Stated problem 1
Using the passage on yoga and creativity, decide whether each statement agrees with it: (a) yoga is the only tool for reaching creativity; (b) in the classroom scene, each kid gets a box of crayons and a coloring page; (c) our willingness to play never goes away. For each, answer yes or no and quote the words that settle it.
Stated problem 2
Write the next part of the passage on yoga and creativity, picking up right after its final sentence.

Provided passage
* * * * * * *
Creativity doesn’t have to be black and white. It adds color, and yoga exists as a tool that can help you unleash that color. The practice unites your mind, body, and breath on the mat to make space for deep-rooted awareness. And while it isn’t the only tool you can use to access creativity, yoga for creativity uses movement and meditation to help you move past mental and physical burnout and wake you up to how you can leverage your genius to resolve issues in your community.
Picture a class full of kids. Each of them receives a box of crayons and a coloring page with a doodle of the world on it. There’s a pretty strong guarantee that what each kid does with their crayons and doodle is going to be different. No two finished products will look the exact same because they all have a unique way of looking at the same thing. And while that perspective never goes away, our willingness to play does. The next time you’re in need of a solution for something, challenge yourself to step away from your routine long enough to experiment and make unlikely connections. The ability to do that is already inside of you, and that is the foundation of creativity. The world is your canvas, and when you make space, you’ll start to see how you, and only you, can color it in.
* * * * * * *
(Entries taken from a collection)

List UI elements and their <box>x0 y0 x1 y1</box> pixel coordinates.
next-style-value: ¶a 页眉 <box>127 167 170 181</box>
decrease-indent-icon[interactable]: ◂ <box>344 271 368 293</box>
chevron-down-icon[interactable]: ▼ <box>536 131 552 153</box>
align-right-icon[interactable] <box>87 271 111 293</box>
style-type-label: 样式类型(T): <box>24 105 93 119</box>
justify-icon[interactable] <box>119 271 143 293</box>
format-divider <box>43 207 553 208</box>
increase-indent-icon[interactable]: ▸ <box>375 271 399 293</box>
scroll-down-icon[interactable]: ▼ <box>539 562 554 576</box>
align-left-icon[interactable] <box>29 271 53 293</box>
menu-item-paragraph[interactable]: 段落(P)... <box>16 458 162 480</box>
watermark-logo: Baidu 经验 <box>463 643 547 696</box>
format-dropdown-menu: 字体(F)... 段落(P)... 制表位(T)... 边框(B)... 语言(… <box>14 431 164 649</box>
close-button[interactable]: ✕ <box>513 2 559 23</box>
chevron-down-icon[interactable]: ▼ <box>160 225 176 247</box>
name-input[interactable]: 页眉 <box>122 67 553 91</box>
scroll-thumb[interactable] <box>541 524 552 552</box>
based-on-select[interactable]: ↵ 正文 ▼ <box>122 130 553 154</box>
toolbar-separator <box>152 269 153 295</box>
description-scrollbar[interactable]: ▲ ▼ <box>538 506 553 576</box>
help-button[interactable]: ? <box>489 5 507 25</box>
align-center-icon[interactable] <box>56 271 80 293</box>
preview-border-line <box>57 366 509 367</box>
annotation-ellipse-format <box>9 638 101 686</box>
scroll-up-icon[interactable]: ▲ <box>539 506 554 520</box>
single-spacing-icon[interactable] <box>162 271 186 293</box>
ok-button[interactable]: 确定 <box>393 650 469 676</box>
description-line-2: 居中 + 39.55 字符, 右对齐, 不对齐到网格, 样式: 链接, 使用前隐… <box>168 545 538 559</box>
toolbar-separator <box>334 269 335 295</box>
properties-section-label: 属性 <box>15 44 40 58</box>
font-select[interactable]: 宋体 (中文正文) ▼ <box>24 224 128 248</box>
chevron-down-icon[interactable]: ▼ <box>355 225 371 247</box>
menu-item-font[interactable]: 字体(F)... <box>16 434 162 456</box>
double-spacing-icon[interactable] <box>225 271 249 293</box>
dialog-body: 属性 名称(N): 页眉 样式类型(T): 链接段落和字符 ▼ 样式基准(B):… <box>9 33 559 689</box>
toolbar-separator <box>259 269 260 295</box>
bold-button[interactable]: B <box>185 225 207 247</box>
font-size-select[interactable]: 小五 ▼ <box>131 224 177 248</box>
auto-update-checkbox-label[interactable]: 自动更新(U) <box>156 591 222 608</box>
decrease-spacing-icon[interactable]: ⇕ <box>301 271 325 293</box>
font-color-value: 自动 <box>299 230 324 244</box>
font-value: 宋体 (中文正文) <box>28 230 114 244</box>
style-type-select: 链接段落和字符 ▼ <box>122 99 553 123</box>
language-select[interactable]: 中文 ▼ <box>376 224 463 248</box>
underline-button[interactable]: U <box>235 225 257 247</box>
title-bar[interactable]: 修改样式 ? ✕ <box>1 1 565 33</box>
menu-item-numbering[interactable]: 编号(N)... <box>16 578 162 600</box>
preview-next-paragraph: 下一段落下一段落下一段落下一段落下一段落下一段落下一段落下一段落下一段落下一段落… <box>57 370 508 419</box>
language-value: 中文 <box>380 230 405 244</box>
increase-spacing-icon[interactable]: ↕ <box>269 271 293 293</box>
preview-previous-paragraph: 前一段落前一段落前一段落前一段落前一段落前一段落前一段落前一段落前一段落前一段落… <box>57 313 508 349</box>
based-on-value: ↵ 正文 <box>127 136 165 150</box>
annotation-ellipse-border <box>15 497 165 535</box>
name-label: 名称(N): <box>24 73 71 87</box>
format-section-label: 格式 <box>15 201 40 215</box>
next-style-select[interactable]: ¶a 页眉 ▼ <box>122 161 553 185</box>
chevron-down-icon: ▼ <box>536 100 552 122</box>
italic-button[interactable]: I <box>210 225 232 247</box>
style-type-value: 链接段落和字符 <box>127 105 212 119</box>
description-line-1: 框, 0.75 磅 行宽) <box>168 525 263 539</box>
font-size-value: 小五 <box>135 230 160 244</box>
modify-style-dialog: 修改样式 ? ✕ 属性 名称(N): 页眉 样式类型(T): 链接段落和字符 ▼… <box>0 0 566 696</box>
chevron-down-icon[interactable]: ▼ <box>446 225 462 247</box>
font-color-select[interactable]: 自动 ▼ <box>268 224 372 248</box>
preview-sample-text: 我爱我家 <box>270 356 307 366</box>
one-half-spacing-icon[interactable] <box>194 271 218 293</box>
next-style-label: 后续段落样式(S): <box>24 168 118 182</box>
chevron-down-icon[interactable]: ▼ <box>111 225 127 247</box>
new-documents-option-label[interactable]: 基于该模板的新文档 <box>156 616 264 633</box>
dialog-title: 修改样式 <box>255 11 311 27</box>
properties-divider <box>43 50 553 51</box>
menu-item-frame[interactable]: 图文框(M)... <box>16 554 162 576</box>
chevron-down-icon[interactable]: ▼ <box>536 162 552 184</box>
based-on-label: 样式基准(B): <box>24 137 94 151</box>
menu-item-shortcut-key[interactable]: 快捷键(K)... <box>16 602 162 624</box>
* * * * * * *
Expected answer 1
(a) No: "while it isn’t the only tool you can use to access creativity"
(b) Yes: "Each of them receives a box of crayons and a coloring page with a doodle of the world on it."
(c) No: "And while that perspective never goes away, our willingness to play does."

Expected answer 2
4 ways to use yoga for creativity
- Find space. And make sure it’s about as big as a yoga mat. This can be outside, in your home, on a rooftop – anywhere you feel comfortable. The goal is to feel like you have the freedom to take up some room (and move in it).
- Flow freely. Turn on a timer for 10 minutes, and create a mini flow based on what you know, even if that means you sit in Child’s Pose the entire time. Focus on the beat of your breath, and think of that rhythm as evidence that you are in the present moment.
- Record what comes up. Once the timer goes off, spend a few moments putting everything you’re thinking and feeling on paper – maybe it makes sense, maybe it doesn’t. The purpose of this exercise isn’t to come up with your next big idea but to practice becoming more aware of the ideas that maybe be lying beneath the chaos of your day-to-day routine.
- Repeat. Don’t just do this one day and expect results. Practice the art of creating space at least two times a week. The magic isn’t in completing the task, it’s in making it a habit.